◆ Listed records

########################################

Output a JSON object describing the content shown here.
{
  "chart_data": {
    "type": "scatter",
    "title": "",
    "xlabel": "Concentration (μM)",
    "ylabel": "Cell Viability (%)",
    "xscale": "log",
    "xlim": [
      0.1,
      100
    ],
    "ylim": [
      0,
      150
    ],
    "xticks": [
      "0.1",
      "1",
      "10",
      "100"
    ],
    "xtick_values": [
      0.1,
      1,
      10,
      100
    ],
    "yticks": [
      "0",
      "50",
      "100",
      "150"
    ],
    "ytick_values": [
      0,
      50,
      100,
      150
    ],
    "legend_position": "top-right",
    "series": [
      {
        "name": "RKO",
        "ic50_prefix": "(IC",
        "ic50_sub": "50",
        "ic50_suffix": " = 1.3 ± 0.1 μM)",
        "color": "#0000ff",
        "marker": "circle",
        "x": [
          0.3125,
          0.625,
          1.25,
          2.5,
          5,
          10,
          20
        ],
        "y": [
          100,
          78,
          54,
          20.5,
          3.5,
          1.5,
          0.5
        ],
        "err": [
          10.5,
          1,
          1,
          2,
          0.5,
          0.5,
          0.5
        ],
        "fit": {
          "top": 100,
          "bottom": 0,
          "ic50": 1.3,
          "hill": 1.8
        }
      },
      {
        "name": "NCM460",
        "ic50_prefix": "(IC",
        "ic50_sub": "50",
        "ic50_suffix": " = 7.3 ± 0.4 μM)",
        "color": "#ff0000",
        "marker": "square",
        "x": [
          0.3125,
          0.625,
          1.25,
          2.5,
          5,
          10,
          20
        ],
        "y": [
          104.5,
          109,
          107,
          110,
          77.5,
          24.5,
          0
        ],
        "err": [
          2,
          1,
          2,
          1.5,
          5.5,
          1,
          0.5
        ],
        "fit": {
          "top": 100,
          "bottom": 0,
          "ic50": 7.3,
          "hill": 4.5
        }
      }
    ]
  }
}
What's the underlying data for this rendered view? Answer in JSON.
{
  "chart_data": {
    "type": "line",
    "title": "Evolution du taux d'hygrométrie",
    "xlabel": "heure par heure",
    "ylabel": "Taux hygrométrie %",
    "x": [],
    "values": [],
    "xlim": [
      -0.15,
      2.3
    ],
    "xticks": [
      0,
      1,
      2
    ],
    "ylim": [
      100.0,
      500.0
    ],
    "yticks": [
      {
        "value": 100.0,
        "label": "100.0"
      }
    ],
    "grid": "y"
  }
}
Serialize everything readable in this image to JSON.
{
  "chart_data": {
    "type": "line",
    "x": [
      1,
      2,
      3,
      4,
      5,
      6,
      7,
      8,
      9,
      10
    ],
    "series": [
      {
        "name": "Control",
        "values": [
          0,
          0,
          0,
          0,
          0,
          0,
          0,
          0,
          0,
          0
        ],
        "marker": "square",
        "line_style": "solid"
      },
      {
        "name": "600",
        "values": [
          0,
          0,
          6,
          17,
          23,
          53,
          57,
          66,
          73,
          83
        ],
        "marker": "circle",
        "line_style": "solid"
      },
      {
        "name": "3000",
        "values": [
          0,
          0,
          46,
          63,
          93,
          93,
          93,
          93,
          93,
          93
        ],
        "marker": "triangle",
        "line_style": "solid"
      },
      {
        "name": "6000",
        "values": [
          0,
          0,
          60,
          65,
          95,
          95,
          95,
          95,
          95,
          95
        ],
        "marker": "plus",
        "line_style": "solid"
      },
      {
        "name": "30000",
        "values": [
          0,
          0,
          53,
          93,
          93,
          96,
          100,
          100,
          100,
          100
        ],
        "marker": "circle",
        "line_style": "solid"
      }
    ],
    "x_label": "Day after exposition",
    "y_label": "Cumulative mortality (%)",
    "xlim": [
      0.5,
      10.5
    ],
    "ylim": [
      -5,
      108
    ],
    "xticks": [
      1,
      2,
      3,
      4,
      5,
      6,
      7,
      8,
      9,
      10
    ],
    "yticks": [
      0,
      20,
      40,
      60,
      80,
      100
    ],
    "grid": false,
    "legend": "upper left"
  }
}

########################################

◆ What this task involves
Give the number of lines that hold the word "JSON" in these records, with nothing added.

◆ Task answer
3